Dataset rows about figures
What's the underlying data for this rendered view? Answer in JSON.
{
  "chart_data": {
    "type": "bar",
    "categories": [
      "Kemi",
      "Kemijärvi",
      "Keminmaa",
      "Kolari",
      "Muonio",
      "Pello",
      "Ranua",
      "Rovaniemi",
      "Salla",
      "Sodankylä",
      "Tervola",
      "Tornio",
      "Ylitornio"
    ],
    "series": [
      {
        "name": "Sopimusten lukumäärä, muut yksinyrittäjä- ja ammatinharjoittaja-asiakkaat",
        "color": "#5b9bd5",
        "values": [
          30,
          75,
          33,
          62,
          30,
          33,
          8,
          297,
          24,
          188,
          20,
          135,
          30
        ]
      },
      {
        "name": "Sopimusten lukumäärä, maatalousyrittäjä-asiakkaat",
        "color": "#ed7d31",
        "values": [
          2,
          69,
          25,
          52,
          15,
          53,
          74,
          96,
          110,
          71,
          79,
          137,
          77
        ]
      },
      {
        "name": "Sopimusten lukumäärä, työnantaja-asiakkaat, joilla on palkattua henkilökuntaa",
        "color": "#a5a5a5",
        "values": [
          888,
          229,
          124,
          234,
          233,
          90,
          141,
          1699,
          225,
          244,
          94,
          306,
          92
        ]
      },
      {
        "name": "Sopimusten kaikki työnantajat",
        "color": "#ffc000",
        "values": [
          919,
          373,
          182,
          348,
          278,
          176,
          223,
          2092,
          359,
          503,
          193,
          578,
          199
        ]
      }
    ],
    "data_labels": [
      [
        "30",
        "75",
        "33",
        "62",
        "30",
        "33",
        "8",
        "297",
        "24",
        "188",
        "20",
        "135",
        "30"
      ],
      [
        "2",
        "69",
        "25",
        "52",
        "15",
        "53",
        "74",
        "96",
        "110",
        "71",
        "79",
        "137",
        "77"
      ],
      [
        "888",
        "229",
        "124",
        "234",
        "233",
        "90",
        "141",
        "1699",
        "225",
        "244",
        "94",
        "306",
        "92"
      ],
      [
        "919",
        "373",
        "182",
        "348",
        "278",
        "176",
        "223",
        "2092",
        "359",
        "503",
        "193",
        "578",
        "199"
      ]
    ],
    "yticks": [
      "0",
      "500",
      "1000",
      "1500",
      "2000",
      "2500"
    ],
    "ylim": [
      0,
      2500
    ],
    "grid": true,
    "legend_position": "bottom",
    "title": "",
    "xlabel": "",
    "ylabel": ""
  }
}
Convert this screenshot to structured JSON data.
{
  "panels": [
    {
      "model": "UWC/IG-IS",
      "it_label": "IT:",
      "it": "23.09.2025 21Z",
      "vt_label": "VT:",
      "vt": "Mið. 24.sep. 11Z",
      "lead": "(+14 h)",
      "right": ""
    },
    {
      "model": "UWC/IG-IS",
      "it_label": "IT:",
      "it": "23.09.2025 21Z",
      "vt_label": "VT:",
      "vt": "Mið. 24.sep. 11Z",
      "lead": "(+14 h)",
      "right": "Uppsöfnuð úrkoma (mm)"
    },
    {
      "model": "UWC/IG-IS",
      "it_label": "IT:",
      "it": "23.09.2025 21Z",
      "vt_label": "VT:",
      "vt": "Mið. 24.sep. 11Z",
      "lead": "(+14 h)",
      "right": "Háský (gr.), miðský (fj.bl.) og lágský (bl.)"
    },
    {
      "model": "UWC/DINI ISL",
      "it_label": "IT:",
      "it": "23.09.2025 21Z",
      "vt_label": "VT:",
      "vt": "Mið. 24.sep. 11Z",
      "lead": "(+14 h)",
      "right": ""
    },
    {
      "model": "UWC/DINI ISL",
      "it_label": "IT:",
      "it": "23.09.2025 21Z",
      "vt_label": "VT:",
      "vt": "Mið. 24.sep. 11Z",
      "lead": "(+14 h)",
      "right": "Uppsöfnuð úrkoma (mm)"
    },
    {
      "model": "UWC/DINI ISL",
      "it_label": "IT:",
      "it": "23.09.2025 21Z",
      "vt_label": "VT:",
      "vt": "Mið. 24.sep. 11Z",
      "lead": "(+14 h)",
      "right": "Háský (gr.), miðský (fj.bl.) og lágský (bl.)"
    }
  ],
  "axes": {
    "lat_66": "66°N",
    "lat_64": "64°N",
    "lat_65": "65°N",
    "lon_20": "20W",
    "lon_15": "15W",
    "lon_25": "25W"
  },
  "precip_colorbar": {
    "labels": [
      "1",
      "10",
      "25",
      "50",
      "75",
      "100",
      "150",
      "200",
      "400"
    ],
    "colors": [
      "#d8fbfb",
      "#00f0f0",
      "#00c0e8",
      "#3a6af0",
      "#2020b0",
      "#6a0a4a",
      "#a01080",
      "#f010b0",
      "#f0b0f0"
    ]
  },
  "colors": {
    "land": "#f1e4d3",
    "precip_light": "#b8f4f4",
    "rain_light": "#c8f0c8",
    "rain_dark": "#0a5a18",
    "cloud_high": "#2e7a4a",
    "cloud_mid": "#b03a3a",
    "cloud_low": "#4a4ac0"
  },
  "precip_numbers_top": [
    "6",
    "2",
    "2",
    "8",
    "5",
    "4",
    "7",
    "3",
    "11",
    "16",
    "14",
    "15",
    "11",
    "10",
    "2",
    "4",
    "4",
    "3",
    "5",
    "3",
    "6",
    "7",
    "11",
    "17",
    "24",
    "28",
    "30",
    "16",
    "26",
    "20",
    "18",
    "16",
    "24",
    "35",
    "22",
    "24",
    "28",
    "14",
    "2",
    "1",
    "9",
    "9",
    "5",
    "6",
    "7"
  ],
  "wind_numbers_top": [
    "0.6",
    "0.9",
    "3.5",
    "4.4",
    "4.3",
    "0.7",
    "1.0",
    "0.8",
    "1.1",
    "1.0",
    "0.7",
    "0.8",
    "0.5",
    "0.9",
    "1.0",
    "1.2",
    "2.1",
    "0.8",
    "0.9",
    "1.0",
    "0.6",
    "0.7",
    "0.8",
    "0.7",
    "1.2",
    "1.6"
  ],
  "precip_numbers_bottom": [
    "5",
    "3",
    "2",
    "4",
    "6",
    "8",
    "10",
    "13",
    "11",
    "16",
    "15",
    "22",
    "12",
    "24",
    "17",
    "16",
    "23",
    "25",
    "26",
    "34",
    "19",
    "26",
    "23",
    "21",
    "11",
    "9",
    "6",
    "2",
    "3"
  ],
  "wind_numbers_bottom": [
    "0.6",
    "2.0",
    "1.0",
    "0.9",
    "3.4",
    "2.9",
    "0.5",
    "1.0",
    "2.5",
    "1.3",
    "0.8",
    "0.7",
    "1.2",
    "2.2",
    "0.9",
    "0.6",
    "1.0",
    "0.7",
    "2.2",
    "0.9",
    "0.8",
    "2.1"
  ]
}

### Required task
Locate the lines above that contain "this" and copy them.

### Exercise response
What's the underlying data for this rendered view? Answer in JSON.
Convert this screenshot to structured JSON data.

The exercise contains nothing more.